(Structured figure records)
start

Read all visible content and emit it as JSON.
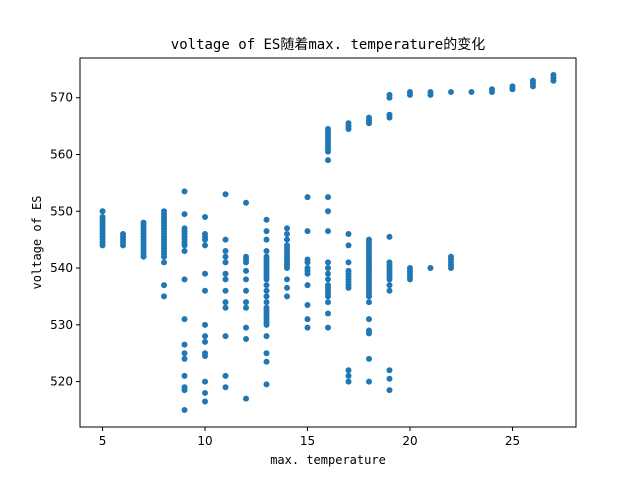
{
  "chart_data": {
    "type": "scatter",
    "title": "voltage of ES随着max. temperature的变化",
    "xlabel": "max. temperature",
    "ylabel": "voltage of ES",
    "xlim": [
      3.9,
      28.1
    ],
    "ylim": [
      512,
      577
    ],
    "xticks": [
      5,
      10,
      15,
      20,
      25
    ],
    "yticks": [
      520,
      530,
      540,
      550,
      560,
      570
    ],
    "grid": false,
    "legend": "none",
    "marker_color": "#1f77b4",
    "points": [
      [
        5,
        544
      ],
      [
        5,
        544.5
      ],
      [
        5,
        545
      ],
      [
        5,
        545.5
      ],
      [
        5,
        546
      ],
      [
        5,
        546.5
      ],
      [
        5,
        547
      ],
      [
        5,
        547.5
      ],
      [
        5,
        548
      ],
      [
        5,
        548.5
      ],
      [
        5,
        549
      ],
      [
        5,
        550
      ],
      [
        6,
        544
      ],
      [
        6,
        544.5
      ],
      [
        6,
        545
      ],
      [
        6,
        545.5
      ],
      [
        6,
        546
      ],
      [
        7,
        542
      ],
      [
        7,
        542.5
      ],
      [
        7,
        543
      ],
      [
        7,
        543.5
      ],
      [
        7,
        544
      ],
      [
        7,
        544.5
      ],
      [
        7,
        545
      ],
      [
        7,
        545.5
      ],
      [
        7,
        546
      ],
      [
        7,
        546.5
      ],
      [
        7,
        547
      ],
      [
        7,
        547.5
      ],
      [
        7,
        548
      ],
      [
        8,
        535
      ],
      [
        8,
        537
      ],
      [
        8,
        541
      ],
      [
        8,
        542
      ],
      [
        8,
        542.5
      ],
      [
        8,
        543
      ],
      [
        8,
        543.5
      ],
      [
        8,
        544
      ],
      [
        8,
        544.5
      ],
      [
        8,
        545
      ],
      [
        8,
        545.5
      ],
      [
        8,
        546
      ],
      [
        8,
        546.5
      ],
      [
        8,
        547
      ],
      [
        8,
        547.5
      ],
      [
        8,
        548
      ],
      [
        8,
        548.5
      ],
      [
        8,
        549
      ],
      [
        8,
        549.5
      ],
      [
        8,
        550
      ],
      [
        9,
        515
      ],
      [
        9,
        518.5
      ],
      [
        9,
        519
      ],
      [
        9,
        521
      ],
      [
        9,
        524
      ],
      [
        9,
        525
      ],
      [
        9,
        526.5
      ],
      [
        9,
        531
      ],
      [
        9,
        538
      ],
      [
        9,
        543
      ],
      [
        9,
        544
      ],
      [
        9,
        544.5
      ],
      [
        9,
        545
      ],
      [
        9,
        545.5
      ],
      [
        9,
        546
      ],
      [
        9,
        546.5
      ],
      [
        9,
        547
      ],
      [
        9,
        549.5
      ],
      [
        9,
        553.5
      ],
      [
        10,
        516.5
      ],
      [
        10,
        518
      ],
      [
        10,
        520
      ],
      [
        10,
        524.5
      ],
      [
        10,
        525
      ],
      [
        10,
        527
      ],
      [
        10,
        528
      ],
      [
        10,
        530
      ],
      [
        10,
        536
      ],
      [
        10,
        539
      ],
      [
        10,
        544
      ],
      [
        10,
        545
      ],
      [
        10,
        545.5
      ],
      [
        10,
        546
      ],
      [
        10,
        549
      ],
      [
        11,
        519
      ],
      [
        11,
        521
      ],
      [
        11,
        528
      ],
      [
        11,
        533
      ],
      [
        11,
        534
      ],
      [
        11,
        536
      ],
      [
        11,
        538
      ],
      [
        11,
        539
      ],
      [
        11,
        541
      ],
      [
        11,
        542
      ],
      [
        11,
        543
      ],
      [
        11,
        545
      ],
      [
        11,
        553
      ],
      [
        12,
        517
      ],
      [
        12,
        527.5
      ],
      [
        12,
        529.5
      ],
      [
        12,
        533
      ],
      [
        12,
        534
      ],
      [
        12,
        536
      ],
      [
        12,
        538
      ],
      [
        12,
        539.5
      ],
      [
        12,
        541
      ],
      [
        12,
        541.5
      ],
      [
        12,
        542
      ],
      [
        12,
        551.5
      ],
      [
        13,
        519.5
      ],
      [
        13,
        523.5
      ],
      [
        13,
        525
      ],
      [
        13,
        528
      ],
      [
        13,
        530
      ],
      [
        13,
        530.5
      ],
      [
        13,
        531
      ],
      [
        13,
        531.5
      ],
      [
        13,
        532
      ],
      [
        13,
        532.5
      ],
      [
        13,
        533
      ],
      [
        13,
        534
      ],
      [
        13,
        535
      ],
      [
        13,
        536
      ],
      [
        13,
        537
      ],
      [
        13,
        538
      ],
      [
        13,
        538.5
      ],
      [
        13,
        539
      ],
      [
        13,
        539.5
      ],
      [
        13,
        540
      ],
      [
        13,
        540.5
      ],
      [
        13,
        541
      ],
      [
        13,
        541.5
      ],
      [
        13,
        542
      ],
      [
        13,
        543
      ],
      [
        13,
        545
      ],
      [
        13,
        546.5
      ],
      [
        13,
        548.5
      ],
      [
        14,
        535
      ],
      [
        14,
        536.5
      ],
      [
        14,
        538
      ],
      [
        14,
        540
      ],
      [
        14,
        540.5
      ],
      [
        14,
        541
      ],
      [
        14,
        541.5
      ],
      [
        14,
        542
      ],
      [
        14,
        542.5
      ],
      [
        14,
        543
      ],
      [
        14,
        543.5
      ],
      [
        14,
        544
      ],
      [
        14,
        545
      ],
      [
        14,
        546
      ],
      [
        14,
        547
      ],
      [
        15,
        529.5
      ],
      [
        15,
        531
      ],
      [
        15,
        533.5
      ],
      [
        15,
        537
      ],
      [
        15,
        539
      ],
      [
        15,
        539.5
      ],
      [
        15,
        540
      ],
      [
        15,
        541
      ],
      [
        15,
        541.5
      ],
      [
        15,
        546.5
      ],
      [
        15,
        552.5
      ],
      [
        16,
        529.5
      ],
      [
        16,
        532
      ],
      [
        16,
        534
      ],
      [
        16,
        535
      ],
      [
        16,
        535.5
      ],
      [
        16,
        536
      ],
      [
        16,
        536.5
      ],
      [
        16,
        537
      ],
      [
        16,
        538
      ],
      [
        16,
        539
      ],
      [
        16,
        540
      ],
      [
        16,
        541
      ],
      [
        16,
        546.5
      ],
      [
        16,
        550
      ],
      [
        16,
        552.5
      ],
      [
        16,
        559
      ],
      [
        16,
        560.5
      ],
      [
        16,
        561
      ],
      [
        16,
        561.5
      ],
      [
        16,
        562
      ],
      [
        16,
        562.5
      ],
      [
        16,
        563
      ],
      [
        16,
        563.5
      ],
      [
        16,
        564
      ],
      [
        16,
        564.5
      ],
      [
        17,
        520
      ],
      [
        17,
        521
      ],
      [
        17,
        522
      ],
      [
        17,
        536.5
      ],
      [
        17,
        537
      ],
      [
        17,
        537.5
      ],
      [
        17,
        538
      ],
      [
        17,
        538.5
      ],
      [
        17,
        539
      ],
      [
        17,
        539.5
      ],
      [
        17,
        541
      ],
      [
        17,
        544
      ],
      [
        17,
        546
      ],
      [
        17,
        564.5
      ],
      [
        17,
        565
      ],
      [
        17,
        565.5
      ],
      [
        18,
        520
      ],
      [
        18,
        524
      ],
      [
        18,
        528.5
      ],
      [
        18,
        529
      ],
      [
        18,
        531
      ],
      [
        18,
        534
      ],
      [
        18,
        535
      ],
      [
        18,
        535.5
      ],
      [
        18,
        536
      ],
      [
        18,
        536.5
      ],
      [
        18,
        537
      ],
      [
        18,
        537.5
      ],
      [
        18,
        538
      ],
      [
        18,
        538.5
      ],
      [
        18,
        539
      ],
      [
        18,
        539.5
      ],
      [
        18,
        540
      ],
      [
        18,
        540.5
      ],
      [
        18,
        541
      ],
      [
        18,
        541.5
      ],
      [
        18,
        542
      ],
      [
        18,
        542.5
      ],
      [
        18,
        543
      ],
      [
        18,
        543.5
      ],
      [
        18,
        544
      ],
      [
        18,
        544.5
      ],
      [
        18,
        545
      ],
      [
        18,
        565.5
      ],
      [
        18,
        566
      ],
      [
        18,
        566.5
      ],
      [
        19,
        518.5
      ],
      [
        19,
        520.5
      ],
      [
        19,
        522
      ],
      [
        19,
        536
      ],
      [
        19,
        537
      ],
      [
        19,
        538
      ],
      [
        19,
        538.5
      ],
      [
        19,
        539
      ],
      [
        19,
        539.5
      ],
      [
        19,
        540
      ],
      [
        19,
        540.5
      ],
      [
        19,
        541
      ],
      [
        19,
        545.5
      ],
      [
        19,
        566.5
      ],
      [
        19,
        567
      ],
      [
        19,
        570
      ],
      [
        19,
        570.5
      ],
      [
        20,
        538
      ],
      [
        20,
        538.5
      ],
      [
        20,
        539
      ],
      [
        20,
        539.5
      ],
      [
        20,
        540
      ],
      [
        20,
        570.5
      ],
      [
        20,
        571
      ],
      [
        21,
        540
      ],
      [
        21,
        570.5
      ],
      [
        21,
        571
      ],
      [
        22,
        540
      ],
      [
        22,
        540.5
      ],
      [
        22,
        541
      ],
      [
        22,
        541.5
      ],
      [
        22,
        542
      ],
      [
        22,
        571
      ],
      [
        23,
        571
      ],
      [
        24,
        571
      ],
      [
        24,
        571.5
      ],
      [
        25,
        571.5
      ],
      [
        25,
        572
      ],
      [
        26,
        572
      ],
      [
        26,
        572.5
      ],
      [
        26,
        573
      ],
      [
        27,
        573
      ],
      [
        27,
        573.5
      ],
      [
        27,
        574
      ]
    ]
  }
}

end

*Exercise objective*
From the entries above, copy each line holding "voltage".

*Final answer*
    "title": "voltage of ES随着max. temperature的变化",
    "ylabel": "voltage of ES",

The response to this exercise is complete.